The exercise:
Pick out each line of the records in which the word "JSON" appears.

:: Dataset excerpts ::

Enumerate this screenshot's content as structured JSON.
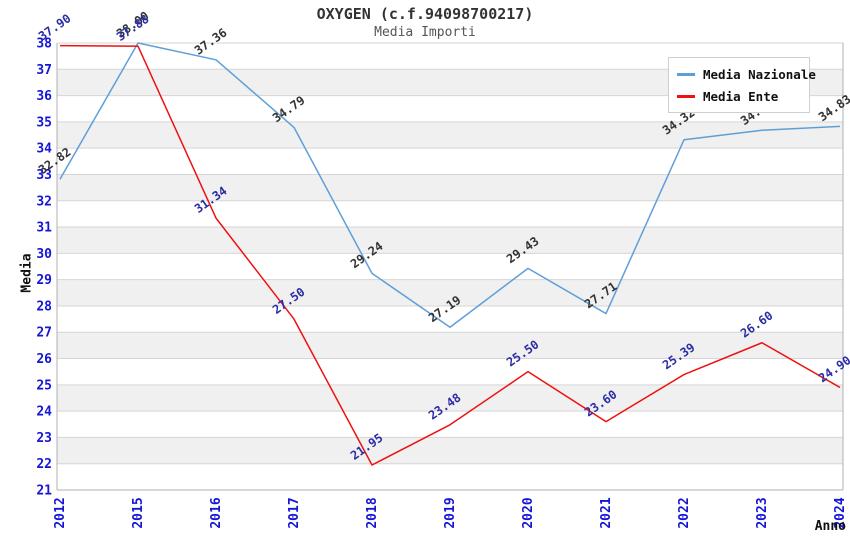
{
  "header": {
    "title": "OXYGEN (c.f.94098700217)",
    "subtitle": "Media Importi"
  },
  "axes": {
    "y_title": "Media",
    "x_title": "Anno",
    "tick_color": "#1515d6"
  },
  "legend": {
    "position": "top-right",
    "items": [
      {
        "label": "Media Nazionale",
        "color": "#5e9fd8"
      },
      {
        "label": "Media Ente",
        "color": "#ee1111"
      }
    ]
  },
  "colors": {
    "band_even": "#ffffff",
    "band_odd": "#f0f0f0",
    "gridline": "#d6d6d6",
    "plot_border": "#b0b0b0",
    "title_text": "#333333",
    "subtitle_text": "#555555"
  },
  "chart_data": {
    "type": "line",
    "title": "OXYGEN (c.f.94098700217)",
    "subtitle": "Media Importi",
    "xlabel": "Anno",
    "ylabel": "Media",
    "x": [
      "2012",
      "2015",
      "2016",
      "2017",
      "2018",
      "2019",
      "2020",
      "2021",
      "2022",
      "2023",
      "2024"
    ],
    "ylim": [
      21,
      38
    ],
    "y_tick_step": 1,
    "grid": true,
    "legend_position": "top-right",
    "series": [
      {
        "name": "Media Nazionale",
        "color": "#5e9fd8",
        "label_color": "#333333",
        "values": [
          32.82,
          38.0,
          37.36,
          34.79,
          29.24,
          27.19,
          29.43,
          27.71,
          34.32,
          34.68,
          34.83
        ]
      },
      {
        "name": "Media Ente",
        "color": "#ee1111",
        "label_color": "#2d2da6",
        "values": [
          37.9,
          37.88,
          31.34,
          27.5,
          21.95,
          23.48,
          25.5,
          23.6,
          25.39,
          26.6,
          24.9
        ]
      }
    ]
  }
}
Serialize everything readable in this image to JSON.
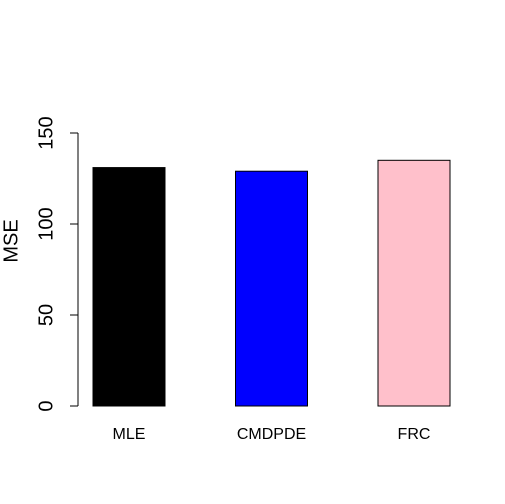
{
  "chart_data": {
    "type": "bar",
    "y_label": "MSE",
    "categories": [
      "MLE",
      "CMDPDE",
      "FRC"
    ],
    "values": [
      131,
      129,
      135
    ],
    "colors": [
      "#000000",
      "#0000ff",
      "#ffc0cb"
    ],
    "ylim": [
      0,
      150
    ],
    "yticks": [
      0,
      50,
      100,
      150
    ]
  }
}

:::

Answer to the exercise:
Enumerate this screenshot's content as structured JSON.
Serialize everything readable in this image to JSON.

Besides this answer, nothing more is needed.